[EXERCISE TASK]:
Extract each line containing the string "What".

[STORED RECORDS]:
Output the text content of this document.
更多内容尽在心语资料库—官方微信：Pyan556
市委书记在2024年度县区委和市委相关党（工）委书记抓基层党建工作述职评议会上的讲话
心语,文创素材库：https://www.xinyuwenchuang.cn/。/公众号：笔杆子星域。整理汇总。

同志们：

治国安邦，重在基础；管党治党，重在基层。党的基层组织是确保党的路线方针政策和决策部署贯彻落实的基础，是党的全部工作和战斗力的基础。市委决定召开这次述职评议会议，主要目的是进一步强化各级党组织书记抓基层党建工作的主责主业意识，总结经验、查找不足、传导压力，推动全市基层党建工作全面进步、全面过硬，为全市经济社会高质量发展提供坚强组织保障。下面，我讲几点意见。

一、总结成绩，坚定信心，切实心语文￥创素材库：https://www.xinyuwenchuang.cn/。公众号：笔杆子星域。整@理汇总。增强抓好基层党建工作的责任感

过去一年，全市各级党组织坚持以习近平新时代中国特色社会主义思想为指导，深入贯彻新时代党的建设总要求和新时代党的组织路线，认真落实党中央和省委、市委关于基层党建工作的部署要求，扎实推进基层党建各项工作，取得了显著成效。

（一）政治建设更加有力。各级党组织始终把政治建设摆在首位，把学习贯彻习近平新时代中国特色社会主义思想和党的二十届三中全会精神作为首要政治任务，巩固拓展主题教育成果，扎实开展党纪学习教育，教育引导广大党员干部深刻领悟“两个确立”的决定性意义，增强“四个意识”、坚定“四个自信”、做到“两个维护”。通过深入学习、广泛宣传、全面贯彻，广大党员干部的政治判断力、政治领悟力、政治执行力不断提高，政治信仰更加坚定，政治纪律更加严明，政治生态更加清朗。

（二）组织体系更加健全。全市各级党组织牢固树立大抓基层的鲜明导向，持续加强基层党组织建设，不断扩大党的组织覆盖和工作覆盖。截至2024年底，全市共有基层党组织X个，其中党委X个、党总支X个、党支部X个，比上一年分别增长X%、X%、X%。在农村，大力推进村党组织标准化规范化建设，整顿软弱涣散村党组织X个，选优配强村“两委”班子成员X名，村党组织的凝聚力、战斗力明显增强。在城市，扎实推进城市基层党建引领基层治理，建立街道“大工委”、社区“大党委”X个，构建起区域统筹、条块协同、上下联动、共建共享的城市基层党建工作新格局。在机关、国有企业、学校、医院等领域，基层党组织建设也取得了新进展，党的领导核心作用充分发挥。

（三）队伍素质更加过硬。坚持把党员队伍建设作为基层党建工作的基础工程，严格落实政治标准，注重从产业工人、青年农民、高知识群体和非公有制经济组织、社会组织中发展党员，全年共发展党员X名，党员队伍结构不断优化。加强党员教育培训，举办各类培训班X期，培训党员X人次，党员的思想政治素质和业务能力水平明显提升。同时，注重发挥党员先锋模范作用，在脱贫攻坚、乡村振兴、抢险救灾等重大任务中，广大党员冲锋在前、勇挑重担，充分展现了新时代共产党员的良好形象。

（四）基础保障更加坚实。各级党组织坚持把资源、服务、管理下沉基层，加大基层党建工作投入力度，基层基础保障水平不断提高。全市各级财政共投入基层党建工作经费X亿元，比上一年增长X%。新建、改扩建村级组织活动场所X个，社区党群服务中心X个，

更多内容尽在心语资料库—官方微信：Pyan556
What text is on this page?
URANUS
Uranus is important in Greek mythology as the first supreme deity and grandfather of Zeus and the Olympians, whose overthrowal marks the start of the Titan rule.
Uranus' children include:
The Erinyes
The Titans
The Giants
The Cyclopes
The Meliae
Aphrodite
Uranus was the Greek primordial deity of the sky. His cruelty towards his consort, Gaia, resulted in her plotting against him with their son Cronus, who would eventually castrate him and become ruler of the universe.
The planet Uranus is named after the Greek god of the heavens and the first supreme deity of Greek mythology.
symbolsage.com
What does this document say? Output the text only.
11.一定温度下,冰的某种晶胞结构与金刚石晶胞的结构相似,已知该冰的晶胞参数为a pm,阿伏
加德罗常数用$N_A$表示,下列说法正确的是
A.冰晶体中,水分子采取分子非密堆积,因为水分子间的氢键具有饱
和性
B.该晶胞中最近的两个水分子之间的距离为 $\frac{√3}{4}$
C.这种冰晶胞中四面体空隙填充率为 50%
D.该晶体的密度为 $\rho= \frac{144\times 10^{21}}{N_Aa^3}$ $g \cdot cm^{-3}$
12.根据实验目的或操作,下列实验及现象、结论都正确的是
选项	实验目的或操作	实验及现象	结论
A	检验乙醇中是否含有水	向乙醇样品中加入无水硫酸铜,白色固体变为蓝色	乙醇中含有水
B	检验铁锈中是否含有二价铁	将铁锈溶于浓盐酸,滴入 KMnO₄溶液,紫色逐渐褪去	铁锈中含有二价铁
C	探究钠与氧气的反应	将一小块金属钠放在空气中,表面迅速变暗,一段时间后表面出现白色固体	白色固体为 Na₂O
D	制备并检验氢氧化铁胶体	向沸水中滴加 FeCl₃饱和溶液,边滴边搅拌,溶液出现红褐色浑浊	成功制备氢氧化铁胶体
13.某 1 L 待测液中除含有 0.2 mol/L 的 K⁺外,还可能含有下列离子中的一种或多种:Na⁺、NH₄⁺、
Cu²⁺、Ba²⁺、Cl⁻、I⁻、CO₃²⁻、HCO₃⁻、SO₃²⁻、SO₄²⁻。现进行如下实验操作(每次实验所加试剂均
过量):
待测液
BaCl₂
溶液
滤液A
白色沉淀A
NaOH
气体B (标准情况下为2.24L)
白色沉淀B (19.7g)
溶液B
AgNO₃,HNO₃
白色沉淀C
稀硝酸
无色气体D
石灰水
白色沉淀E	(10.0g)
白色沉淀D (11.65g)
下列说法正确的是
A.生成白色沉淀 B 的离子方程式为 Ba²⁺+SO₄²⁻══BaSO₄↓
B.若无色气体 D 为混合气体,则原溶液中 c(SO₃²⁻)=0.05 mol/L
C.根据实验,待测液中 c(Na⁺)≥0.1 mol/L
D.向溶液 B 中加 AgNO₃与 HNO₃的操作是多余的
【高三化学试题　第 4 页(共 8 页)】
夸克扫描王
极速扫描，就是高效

[TASK RESULT]:
What text is on this page?
What does this document say? Output the text only.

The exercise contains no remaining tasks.